— start —
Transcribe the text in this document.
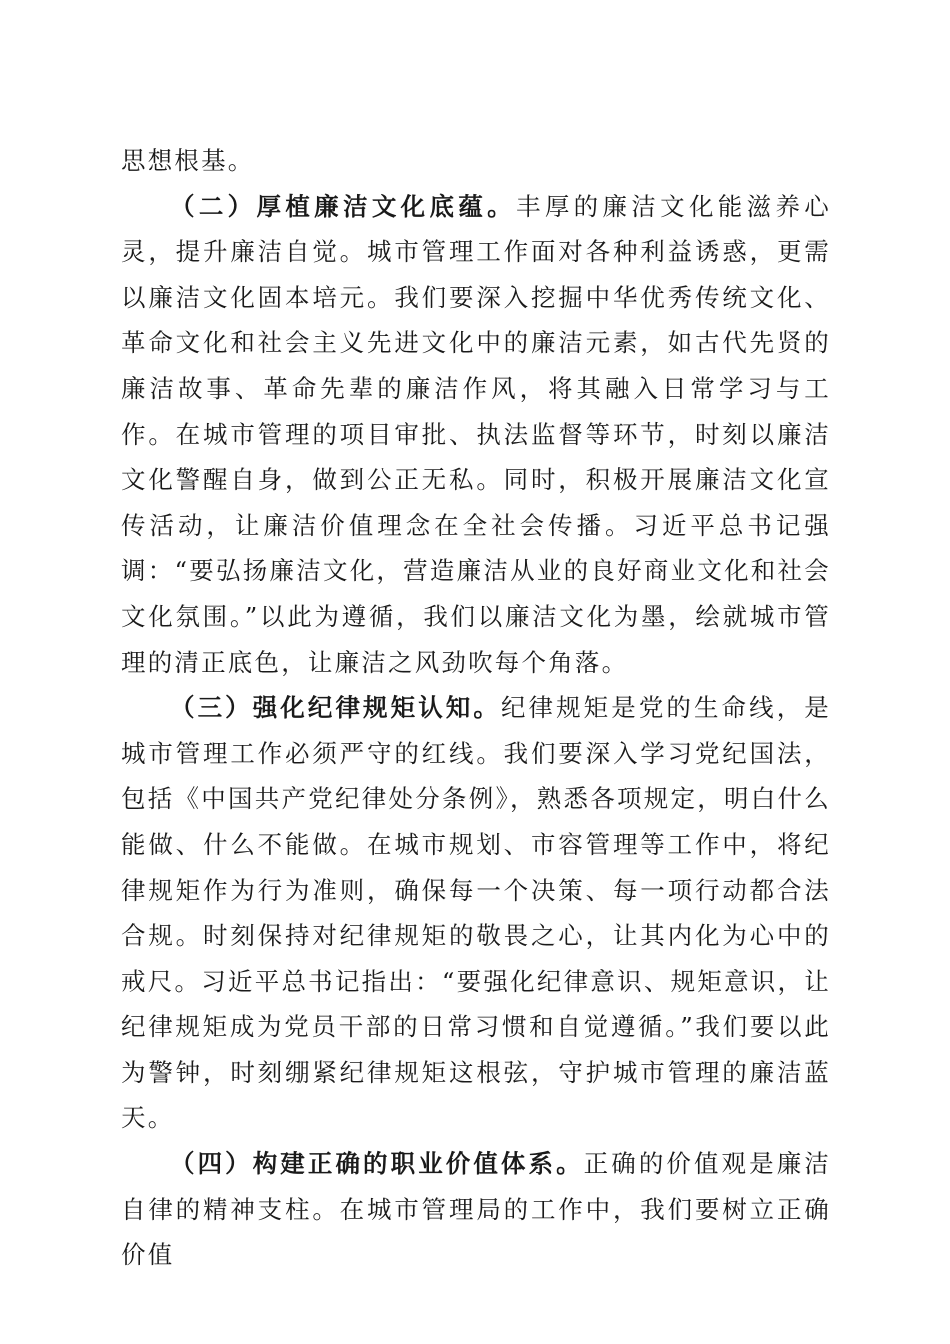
思想根基。

（二）厚植廉洁文化底蕴。丰厚的廉洁文化能滋养心灵，提升廉洁自觉。城市管理工作面对各种利益诱惑，更需以廉洁文化固本培元。我们要深入挖掘中华优秀传统文化、革命文化和社会主义先进文化中的廉洁元素，如古代先贤的廉洁故事、革命先辈的廉洁作风，将其融入日常学习与工作。在城市管理的项目审批、执法监督等环节，时刻以廉洁文化警醒自身，做到公正无私。同时，积极开展廉洁文化宣传活动，让廉洁价值理念在全社会传播。习近平总书记强调：“要弘扬廉洁文化，营造廉洁从业的良好商业文化和社会文化氛围。”以此为遵循，我们以廉洁文化为墨，绘就城市管理的清正底色，让廉洁之风劲吹每个角落。

（三）强化纪律规矩认知。纪律规矩是党的生命线，是城市管理工作必须严守的红线。我们要深入学习党纪国法，包括《中国共产党纪律处分条例》，熟悉各项规定，明白什么能做、什么不能做。在城市规划、市容管理等工作中，将纪律规矩作为行为准则，确保每一个决策、每一项行动都合法合规。时刻保持对纪律规矩的敬畏之心，让其内化为心中的戒尺。习近平总书记指出：“要强化纪律意识、规矩意识，让纪律规矩成为党员干部的日常习惯和自觉遵循。”我们要以此为警钟，时刻绷紧纪律规矩这根弦，守护城市管理的廉洁蓝天。

（四）构建正确的职业价值体系。正确的价值观是廉洁自律的精神支柱。在城市管理局的工作中，我们要树立正确价值
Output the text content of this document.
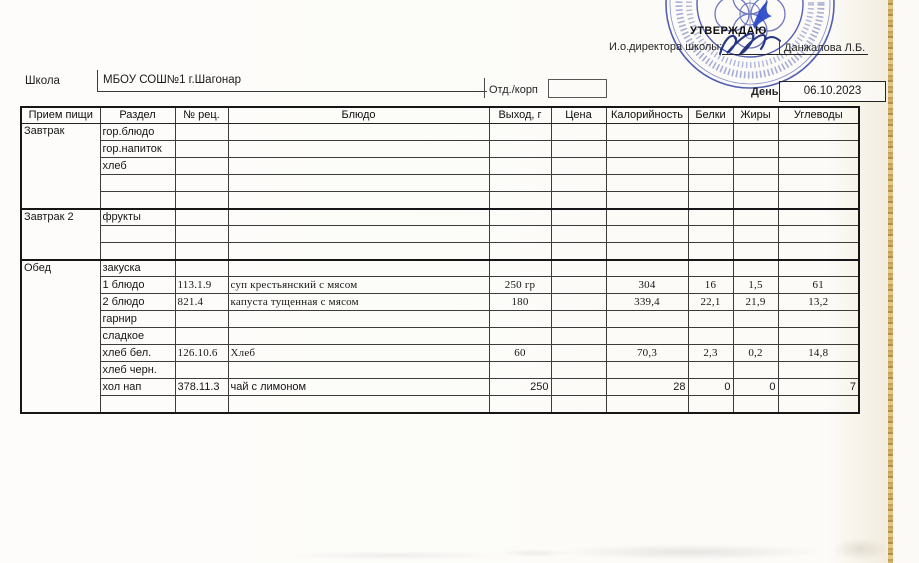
УТВЕРЖДАЮ
И.о.директора школы:	Данжалова Л.Б.
Школа	МБОУ СОШ№1 г.Шагонар
Отд./корп	День	06.10.2023
Прием пищи	Раздел	№ рец.	Блюдо	Выход, г	Цена	Калорийность	Белки	Жиры	Углеводы
Завтрак	гор.блюдо								
	гор.напиток								
	хлеб								

Завтрак 2	фрукты								

Обед	закуска								
	1 блюдо	113.1.9	суп крестьянский с мясом	250 гр		304	16	1,5	61
	2 блюдо	821.4	капуста тущенная с мясом	180		339,4	22,1	21,9	13,2
	гарнир								
	сладкое								
	хлеб бел.	126.10.6	Хлеб	60		70,3	2,3	0,2	14,8
	хлеб черн.								
	хол нап	378.11.3	чай с лимоном	250		28	0	0	7
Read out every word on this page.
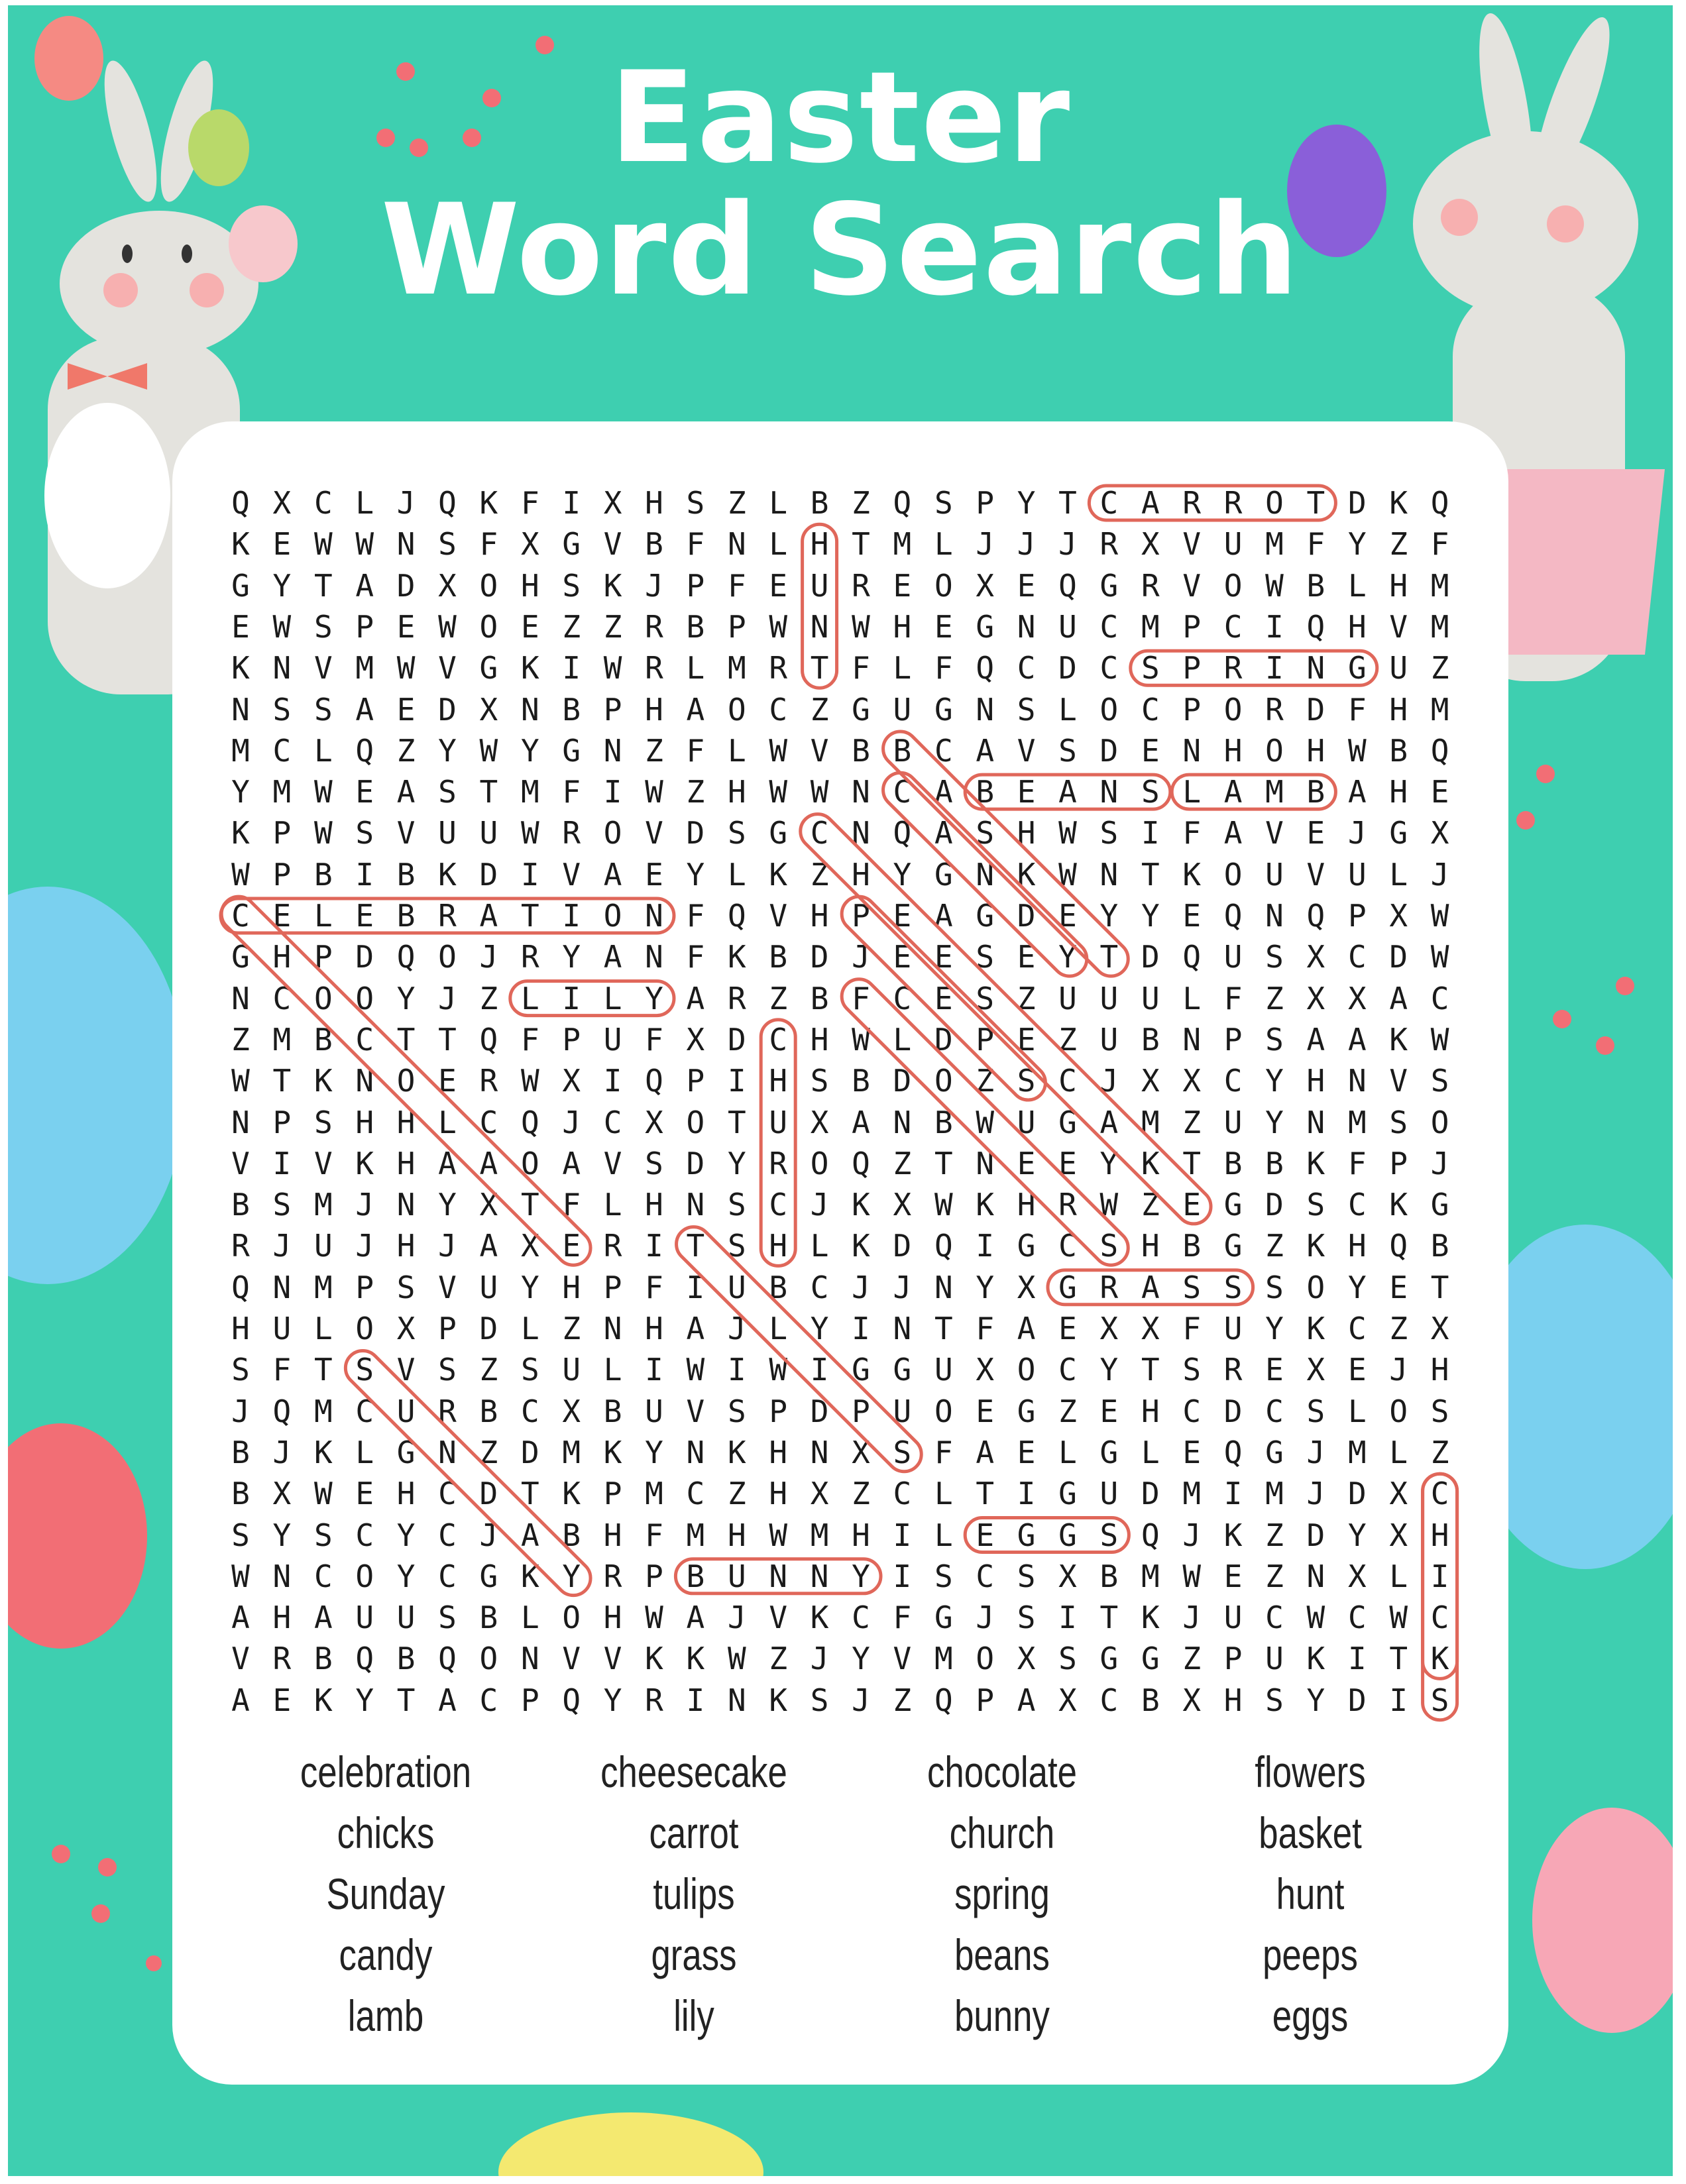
Easter
Word Search
Q X C L J Q K F I X H S Z L B Z Q S P Y T C A R R O T D K Q
K E W W N S F X G V B F N L H T M L J J J R X V U M F Y Z F
G Y T A D X O H S K J P F E U R E O X E Q G R V O W B L H M
E W S P E W O E Z Z R B P W N W H E G N U C M P C I Q H V M
K N V M W V G K I W R L M R T F L F Q C D C S P R I N G U Z
N S S A E D X N B P H A O C Z G U G N S L O C P O R D F H M
M C L Q Z Y W Y G N Z F L W V B B C A V S D E N H O H W B Q
Y M W E A S T M F I W Z H W W N C A B E A N S L A M B A H E
K P W S V U U W R O V D S G C N Q A S H W S I F A V E J G X
W P B I B K D I V A E Y L K Z H Y G N K W N T K O U V U L J
C E L E B R A T I O N F Q V H P E A G D E Y Y E Q N Q P X W
G H P D Q O J R Y A N F K B D J E E S E Y T D Q U S X C D W
N C O O Y J Z L I L Y A R Z B F C E S Z U U U L F Z X X A C
Z M B C T T Q F P U F X D C H W L D P E Z U B N P S A A K W
W T K N O E R W X I Q P I H S B D O Z S C J X X C Y H N V S
N P S H H L C Q J C X O T U X A N B W U G A M Z U Y N M S O
V I V K H A A O A V S D Y R O Q Z T N E E Y K T B B K F P J
B S M J N Y X T F L H N S C J K X W K H R W Z E G D S C K G
R J U J H J A X E R I T S H L K D Q I G C S H B G Z K H Q B
Q N M P S V U Y H P F I U B C J J N Y X G R A S S S O Y E T
H U L O X P D L Z N H A J L Y I N T F A E X X F U Y K C Z X
S F T S V S Z S U L I W I W I G G U X O C Y T S R E X E J H
J Q M C U R B C X B U V S P D P U O E G Z E H C D C S L O S
B J K L G N Z D M K Y N K H N X S F A E L G L E Q G J M L Z
B X W E H C D T K P M C Z H X Z C L T I G U D M I M J D X C
S Y S C Y C J A B H F M H W M H I L E G G S Q J K Z D Y X H
W N C O Y C G K Y R P B U N N Y I S C S X B M W E Z N X L I
A H A U U S B L O H W A J V K C F G J S I T K J U C W C W C
V R B Q B Q O N V V K K W Z J Y V M O X S G G Z P U K I T K
A E K Y T A C P Q Y R I N K S J Z Q P A X C B X H S Y D I S
celebration
chicks
Sunday
candy
lamb
cheesecake
carrot
tulips
grass
lily
chocolate
church
spring
beans
bunny
flowers
basket
hunt
peeps
eggs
— end —
WORK REQUIRED:
Say how many lines in this listing hold the string "хлеб", giving the count and nothing more.

RESULT OF THE TASK:
3